--- Begin Excerpted records ---
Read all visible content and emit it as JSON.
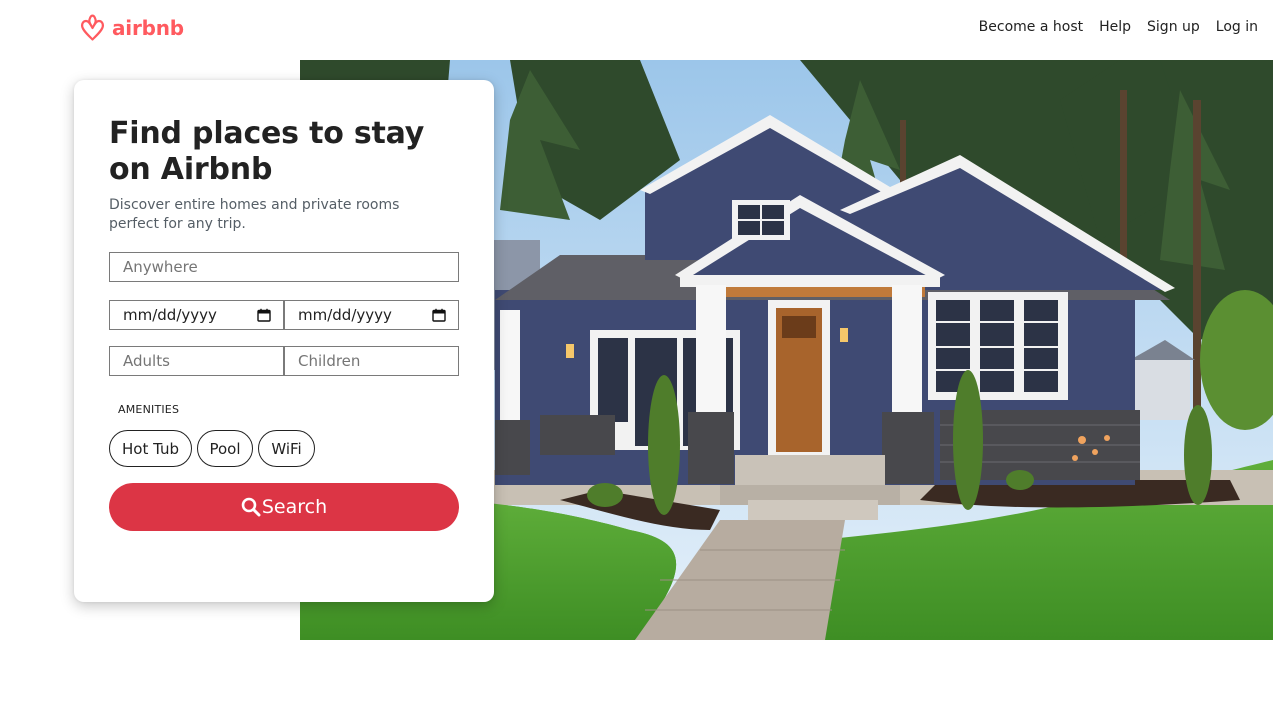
{
  "brand": {
    "name": "airbnb",
    "color": "#ff5a5f"
  },
  "nav": {
    "items": [
      "Become a host",
      "Help",
      "Sign up",
      "Log in"
    ]
  },
  "card": {
    "title": "Find places to stay on Airbnb",
    "subtitle": "Discover entire homes and private rooms perfect for any trip.",
    "location": {
      "placeholder": "Anywhere",
      "value": ""
    },
    "checkin": {
      "display": "mm/dd/yyyy",
      "icon": "calendar-icon"
    },
    "checkout": {
      "display": "mm/dd/yyyy",
      "icon": "calendar-icon"
    },
    "adults": {
      "placeholder": "Adults",
      "value": ""
    },
    "children": {
      "placeholder": "Children",
      "value": ""
    },
    "amenities_label": "AMENITIES",
    "amenities": [
      "Hot Tub",
      "Pool",
      "WiFi"
    ],
    "search_label": "Search",
    "search_icon": "search-icon",
    "search_color": "#dc3545"
  },
  "hero": {
    "image": "house-photo",
    "description_icon": "house-illustration"
  }
}
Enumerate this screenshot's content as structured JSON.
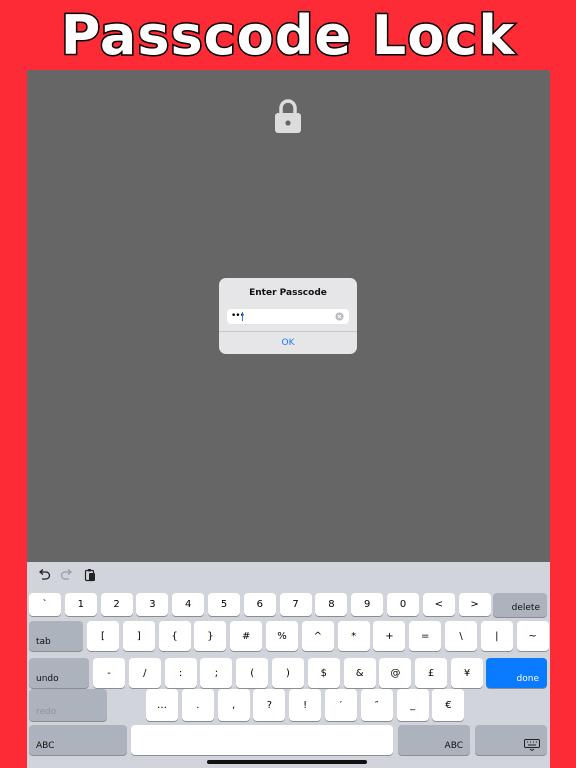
{
  "banner": {
    "title": "Passcode Lock"
  },
  "dialog": {
    "title": "Enter Passcode",
    "password_value": "•••",
    "ok_label": "OK"
  },
  "keyboard": {
    "toolbar": {
      "icons": [
        "undo-icon",
        "redo-icon",
        "paste-icon"
      ]
    },
    "row1": [
      "`",
      "1",
      "2",
      "3",
      "4",
      "5",
      "6",
      "7",
      "8",
      "9",
      "0",
      "<",
      ">"
    ],
    "delete_label": "delete",
    "tab_label": "tab",
    "row2": [
      "[",
      "]",
      "{",
      "}",
      "#",
      "%",
      "^",
      "*",
      "+",
      "=",
      "\\",
      "|",
      "~"
    ],
    "undo_label": "undo",
    "row3": [
      "-",
      "/",
      ":",
      ";",
      "(",
      ")",
      "$",
      "&",
      "@",
      "£",
      "¥"
    ],
    "done_label": "done",
    "redo_label": "redo",
    "row4": [
      "…",
      ".",
      ",",
      "?",
      "!",
      "′",
      "″",
      "_",
      "€"
    ],
    "abc_left_label": "ABC",
    "abc_right_label": "ABC",
    "hide_keyboard_icon": "keyboard-icon",
    "colors": {
      "done": "#0a7aff",
      "dark_key": "#adb3bc",
      "background": "#d1d4db"
    }
  },
  "colors": {
    "banner": "#fc2b36",
    "screen": "#666666",
    "accent": "#1a7cf5"
  }
}
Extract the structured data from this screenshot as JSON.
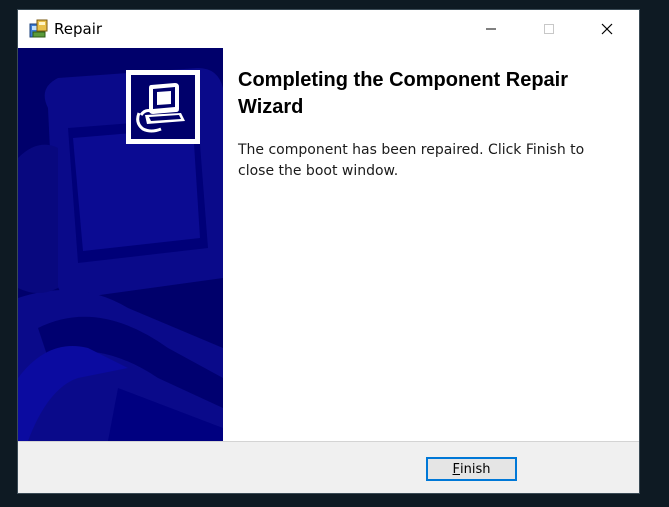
--- End Excerpted records ---
▶ Task requirements:
Copy out every line with the word "keyboard".

▶ Result:
  "keyboard": {
    "hide_keyboard_icon": "keyboard-icon",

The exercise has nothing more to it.